Gather the lines that hold the string "已知函数f".

* MATERIAL
^^^^^^^^^^^^^^^^

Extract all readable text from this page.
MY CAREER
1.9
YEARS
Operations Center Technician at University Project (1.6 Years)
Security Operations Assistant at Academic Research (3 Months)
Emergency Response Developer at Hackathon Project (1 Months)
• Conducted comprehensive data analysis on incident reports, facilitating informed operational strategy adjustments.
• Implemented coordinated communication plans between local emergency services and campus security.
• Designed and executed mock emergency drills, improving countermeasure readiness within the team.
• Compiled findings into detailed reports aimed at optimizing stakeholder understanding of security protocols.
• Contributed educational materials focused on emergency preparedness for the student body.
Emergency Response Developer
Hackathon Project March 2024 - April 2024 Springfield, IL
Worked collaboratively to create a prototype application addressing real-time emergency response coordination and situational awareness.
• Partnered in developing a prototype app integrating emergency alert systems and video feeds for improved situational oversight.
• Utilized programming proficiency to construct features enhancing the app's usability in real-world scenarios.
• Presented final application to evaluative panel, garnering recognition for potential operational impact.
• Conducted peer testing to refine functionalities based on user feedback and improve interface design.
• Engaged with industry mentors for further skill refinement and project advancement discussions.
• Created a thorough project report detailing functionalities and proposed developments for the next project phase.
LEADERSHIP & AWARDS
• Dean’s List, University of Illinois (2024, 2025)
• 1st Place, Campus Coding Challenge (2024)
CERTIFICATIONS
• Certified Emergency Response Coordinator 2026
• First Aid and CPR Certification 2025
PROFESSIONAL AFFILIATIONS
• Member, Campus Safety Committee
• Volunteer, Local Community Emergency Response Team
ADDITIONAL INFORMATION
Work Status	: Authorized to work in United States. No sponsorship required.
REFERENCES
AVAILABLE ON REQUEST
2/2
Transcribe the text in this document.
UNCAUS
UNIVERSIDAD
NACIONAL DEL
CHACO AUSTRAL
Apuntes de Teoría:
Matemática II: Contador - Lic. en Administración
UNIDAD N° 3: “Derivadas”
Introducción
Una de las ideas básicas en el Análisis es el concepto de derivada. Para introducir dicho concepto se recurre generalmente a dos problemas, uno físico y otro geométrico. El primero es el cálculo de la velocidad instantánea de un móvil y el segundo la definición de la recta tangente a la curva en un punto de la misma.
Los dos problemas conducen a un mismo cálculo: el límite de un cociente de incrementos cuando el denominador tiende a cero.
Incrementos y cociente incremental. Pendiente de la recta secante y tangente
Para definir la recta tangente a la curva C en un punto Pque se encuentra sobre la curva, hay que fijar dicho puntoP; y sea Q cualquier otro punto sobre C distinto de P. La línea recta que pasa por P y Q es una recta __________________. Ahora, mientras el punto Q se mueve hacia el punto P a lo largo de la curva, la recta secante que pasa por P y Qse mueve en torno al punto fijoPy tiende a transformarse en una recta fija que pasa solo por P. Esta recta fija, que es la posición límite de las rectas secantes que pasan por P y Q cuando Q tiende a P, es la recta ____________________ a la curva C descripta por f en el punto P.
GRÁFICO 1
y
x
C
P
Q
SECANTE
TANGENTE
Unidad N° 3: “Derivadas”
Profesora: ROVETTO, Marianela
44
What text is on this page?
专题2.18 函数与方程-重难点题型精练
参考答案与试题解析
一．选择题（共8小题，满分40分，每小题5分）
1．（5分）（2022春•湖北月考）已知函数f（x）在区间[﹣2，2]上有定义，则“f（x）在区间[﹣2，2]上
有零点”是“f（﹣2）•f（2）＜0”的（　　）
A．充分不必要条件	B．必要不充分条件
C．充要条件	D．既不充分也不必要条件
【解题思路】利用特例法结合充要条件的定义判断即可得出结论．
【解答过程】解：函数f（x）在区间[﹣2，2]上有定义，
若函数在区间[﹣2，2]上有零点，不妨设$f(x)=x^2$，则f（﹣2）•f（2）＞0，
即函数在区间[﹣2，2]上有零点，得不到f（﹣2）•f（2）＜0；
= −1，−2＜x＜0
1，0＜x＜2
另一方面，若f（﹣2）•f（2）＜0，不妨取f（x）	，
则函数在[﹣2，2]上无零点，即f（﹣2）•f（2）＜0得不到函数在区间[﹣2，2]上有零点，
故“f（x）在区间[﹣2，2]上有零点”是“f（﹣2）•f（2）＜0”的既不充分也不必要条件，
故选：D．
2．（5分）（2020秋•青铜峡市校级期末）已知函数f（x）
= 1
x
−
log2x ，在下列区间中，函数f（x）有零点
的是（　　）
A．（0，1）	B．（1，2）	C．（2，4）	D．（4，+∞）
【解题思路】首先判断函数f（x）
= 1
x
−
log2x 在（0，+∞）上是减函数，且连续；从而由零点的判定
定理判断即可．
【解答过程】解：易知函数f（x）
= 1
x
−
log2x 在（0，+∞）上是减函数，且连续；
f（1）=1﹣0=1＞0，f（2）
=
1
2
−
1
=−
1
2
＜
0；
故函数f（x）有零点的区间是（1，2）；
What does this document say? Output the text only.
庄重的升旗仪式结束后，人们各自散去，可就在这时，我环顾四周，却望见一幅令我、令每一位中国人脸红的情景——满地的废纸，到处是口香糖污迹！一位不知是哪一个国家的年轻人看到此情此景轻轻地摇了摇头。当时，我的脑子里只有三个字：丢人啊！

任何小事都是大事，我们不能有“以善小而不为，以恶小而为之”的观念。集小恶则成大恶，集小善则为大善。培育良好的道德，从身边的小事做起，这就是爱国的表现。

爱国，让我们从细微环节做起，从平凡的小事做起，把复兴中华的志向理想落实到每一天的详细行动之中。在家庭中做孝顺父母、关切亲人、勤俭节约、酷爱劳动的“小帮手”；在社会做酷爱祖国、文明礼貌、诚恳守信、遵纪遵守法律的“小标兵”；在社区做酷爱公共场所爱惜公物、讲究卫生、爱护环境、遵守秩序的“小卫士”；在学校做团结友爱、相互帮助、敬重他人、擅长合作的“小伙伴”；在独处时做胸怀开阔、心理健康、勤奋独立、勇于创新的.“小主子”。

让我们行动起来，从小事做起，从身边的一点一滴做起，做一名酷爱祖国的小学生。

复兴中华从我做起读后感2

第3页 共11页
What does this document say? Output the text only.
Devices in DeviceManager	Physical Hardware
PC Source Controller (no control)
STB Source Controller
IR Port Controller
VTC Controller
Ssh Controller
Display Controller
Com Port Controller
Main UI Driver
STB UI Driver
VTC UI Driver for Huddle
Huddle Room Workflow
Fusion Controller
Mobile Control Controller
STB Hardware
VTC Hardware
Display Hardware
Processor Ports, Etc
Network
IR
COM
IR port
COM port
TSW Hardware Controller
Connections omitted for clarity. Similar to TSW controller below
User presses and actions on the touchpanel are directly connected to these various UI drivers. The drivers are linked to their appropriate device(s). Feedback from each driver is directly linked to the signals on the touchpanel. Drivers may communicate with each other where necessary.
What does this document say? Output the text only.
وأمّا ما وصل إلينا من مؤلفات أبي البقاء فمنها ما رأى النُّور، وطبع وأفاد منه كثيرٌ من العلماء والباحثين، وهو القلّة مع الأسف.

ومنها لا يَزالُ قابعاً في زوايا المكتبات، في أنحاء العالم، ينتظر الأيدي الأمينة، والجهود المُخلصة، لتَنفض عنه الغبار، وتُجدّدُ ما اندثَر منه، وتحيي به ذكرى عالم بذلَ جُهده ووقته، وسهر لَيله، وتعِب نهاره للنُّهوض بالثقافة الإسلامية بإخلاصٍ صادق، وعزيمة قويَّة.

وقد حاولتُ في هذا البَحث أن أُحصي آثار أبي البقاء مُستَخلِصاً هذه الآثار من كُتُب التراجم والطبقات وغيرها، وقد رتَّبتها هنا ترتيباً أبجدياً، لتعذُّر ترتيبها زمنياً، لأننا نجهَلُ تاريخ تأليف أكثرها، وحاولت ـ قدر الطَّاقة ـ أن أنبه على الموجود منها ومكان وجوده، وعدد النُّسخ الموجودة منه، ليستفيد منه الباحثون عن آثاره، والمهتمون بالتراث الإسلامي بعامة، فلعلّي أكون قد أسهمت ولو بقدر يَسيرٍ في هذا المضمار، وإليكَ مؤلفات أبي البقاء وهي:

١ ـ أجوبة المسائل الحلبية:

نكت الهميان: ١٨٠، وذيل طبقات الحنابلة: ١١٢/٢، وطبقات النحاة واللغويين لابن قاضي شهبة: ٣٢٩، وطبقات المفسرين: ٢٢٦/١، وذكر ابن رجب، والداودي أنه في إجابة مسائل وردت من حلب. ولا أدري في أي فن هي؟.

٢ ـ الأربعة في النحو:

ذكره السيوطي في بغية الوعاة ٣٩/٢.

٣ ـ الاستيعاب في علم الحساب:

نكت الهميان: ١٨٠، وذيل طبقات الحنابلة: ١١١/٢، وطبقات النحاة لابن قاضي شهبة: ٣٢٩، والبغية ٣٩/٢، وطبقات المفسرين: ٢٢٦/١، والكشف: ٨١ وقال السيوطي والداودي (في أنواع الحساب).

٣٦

^^^^^^^^^^^^^^^^

* FINISHED EXERCISE
1．（5分）（2022春•湖北月考）已知函数f（x）在区间[﹣2，2]上有定义，则“f（x）在区间[﹣2，2]上
2．（5分）（2020秋•青铜峡市校级期末）已知函数f（x）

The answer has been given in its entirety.